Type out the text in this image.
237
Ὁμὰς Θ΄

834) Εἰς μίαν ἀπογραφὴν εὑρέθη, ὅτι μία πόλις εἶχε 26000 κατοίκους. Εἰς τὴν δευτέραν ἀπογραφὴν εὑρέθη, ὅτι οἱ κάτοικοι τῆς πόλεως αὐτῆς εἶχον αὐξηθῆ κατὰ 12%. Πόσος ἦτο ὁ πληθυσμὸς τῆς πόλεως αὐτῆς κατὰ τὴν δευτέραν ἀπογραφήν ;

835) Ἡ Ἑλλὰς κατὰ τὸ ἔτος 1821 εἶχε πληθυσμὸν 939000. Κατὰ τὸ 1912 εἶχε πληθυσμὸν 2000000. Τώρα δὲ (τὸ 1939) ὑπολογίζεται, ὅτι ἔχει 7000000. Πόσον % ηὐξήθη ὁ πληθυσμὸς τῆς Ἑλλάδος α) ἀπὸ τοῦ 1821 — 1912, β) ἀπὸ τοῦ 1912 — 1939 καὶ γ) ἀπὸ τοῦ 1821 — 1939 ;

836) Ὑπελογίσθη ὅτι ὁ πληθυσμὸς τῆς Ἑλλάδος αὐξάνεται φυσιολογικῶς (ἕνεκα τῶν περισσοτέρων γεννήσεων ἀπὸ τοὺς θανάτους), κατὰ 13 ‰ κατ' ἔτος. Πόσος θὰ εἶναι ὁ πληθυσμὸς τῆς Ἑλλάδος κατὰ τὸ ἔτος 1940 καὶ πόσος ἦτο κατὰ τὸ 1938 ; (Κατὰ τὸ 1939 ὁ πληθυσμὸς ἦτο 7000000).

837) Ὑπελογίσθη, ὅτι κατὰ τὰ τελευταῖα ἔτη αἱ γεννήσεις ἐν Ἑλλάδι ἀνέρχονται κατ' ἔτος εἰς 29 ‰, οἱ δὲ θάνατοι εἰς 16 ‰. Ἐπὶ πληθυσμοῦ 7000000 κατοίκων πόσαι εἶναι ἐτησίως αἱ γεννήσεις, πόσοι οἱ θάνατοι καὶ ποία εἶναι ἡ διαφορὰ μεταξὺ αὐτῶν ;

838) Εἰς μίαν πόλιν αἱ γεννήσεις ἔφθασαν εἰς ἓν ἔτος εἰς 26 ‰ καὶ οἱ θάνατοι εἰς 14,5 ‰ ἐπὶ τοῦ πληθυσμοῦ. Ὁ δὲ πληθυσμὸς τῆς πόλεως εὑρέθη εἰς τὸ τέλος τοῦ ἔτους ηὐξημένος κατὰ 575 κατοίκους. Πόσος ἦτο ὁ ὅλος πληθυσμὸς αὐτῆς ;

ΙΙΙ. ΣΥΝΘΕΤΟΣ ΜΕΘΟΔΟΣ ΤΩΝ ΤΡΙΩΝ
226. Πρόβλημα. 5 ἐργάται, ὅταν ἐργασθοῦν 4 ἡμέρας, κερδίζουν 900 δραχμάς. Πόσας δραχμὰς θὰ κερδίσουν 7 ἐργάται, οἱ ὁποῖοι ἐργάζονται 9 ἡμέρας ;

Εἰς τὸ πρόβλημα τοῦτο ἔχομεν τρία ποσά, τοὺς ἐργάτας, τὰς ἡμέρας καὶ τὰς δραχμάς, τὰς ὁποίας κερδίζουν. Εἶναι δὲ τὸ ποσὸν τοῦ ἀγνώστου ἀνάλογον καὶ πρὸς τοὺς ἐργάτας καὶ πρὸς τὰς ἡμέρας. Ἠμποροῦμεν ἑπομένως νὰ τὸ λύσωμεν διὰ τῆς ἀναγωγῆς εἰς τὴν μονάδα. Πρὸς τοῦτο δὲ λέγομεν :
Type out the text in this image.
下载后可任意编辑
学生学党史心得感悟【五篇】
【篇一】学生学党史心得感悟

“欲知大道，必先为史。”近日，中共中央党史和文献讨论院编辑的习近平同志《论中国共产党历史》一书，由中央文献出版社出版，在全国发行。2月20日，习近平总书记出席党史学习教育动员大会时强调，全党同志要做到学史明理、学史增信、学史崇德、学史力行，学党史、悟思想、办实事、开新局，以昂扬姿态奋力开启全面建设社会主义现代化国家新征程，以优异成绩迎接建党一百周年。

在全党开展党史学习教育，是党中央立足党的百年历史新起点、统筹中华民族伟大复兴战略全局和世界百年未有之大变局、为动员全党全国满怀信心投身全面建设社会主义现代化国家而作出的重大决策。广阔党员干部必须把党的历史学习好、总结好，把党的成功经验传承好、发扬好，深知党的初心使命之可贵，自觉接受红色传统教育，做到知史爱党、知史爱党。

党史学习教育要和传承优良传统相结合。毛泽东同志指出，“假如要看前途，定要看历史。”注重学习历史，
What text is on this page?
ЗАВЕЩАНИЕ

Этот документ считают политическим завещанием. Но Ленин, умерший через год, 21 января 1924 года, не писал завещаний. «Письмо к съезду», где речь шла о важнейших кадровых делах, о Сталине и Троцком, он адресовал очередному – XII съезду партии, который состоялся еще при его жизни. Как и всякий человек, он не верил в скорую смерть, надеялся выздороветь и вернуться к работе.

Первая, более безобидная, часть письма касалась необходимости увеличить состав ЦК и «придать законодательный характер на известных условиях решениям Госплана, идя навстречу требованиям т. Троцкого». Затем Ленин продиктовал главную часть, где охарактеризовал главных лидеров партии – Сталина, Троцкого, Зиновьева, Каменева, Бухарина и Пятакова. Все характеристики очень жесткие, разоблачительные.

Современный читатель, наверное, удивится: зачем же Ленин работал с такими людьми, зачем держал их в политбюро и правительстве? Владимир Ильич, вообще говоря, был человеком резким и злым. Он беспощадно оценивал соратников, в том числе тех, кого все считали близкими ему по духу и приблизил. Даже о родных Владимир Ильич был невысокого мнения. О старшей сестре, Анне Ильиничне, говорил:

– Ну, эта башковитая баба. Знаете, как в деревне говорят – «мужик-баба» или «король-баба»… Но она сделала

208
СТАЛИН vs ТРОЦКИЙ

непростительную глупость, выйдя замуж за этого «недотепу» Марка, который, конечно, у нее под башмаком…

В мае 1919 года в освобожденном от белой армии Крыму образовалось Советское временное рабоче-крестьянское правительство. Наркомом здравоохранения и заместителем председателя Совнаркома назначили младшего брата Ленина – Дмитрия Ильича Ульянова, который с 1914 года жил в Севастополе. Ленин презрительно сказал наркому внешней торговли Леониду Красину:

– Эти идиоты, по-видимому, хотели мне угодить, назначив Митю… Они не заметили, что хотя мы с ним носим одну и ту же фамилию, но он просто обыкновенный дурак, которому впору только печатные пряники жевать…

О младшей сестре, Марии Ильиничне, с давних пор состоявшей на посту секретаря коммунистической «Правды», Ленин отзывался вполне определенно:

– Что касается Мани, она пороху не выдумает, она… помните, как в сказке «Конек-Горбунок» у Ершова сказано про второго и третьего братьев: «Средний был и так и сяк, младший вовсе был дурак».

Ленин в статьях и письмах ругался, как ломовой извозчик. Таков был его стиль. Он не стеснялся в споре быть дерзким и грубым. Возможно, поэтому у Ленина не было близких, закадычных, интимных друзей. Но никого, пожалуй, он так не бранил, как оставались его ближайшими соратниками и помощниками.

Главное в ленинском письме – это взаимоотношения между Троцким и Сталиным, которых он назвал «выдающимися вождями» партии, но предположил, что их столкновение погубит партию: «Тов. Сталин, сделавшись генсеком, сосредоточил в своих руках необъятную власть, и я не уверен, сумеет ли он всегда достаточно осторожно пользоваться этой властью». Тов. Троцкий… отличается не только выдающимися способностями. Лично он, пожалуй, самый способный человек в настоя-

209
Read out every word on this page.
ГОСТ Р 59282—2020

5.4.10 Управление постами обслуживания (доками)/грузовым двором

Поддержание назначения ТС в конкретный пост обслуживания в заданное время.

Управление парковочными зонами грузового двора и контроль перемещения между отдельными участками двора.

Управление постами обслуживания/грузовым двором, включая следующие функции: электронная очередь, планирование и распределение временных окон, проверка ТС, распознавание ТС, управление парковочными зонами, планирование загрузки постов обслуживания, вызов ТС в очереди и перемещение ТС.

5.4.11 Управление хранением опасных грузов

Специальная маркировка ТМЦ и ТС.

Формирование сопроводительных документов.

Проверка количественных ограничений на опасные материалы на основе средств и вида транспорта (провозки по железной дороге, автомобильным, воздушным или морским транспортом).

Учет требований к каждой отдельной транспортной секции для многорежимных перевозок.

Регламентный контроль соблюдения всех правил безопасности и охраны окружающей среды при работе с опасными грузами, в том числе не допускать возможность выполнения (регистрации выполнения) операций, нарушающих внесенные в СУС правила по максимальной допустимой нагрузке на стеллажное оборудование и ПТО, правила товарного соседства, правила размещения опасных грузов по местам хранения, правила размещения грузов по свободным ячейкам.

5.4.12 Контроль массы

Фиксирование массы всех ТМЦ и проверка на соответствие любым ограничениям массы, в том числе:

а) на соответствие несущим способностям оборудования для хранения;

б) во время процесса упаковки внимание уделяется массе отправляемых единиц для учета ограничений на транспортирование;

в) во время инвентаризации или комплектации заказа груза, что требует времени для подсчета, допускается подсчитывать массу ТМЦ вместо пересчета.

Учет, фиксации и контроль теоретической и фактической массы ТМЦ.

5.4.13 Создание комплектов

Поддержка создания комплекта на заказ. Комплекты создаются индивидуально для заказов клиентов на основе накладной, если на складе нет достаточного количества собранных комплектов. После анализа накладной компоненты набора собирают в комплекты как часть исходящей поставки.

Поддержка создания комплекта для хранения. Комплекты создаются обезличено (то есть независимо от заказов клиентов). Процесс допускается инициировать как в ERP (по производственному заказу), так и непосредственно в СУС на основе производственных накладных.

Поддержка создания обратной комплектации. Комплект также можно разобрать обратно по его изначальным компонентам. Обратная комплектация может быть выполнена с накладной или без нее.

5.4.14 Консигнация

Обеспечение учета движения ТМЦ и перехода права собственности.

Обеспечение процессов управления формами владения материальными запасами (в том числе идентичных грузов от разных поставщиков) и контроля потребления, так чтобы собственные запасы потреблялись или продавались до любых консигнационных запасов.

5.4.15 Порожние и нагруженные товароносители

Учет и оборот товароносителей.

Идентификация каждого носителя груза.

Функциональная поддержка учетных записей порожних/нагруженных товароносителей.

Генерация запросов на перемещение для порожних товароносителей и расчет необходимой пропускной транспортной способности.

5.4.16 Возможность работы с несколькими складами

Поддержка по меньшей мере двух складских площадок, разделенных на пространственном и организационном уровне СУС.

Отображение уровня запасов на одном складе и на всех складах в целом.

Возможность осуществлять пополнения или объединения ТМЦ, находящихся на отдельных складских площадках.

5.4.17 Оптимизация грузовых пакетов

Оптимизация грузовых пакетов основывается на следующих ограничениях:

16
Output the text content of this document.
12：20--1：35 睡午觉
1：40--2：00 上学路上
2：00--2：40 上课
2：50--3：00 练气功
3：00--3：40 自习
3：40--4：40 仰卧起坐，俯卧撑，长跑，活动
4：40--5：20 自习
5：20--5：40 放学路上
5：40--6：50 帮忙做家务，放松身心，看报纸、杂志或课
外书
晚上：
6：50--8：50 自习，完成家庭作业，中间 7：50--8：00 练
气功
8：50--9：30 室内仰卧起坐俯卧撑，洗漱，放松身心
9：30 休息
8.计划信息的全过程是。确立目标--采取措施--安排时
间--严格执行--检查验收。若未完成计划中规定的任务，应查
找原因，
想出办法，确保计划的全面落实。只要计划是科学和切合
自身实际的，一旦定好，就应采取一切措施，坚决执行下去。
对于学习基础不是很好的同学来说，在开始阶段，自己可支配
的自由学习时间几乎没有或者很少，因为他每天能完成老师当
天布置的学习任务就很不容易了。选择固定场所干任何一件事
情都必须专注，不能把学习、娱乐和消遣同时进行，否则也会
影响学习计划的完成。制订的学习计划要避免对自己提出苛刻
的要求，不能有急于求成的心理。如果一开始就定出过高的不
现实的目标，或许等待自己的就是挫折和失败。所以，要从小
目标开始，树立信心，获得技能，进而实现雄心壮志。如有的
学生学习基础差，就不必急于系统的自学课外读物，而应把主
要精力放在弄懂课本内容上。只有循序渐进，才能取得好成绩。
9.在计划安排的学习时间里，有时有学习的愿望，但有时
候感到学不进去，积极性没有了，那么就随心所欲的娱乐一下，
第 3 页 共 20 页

++++++++

TASK → Exactly repeat the lines from the line that contains "Output the text content of this document." to the end of the entries, both included, and leave out all other lines.

FINAL RESULT →
Output the text content of this document.
12：20--1：35 睡午觉
1：40--2：00 上学路上
2：00--2：40 上课
2：50--3：00 练气功
3：00--3：40 自习
3：40--4：40 仰卧起坐，俯卧撑，长跑，活动
4：40--5：20 自习
5：20--5：40 放学路上
5：40--6：50 帮忙做家务，放松身心，看报纸、杂志或课
外书
晚上：
6：50--8：50 自习，完成家庭作业，中间 7：50--8：00 练
气功
8：50--9：30 室内仰卧起坐俯卧撑，洗漱，放松身心
9：30 休息
8.计划信息的全过程是。确立目标--采取措施--安排时
间--严格执行--检查验收。若未完成计划中规定的任务，应查
找原因，
想出办法，确保计划的全面落实。只要计划是科学和切合
自身实际的，一旦定好，就应采取一切措施，坚决执行下去。
对于学习基础不是很好的同学来说，在开始阶段，自己可支配
的自由学习时间几乎没有或者很少，因为他每天能完成老师当
天布置的学习任务就很不容易了。选择固定场所干任何一件事
情都必须专注，不能把学习、娱乐和消遣同时进行，否则也会
影响学习计划的完成。制订的学习计划要避免对自己提出苛刻
的要求，不能有急于求成的心理。如果一开始就定出过高的不
现实的目标，或许等待自己的就是挫折和失败。所以，要从小
目标开始，树立信心，获得技能，进而实现雄心壮志。如有的
学生学习基础差，就不必急于系统的自学课外读物，而应把主
要精力放在弄懂课本内容上。只有循序渐进，才能取得好成绩。
9.在计划安排的学习时间里，有时有学习的愿望，但有时
候感到学不进去，积极性没有了，那么就随心所欲的娱乐一下，
第 3 页 共 20 页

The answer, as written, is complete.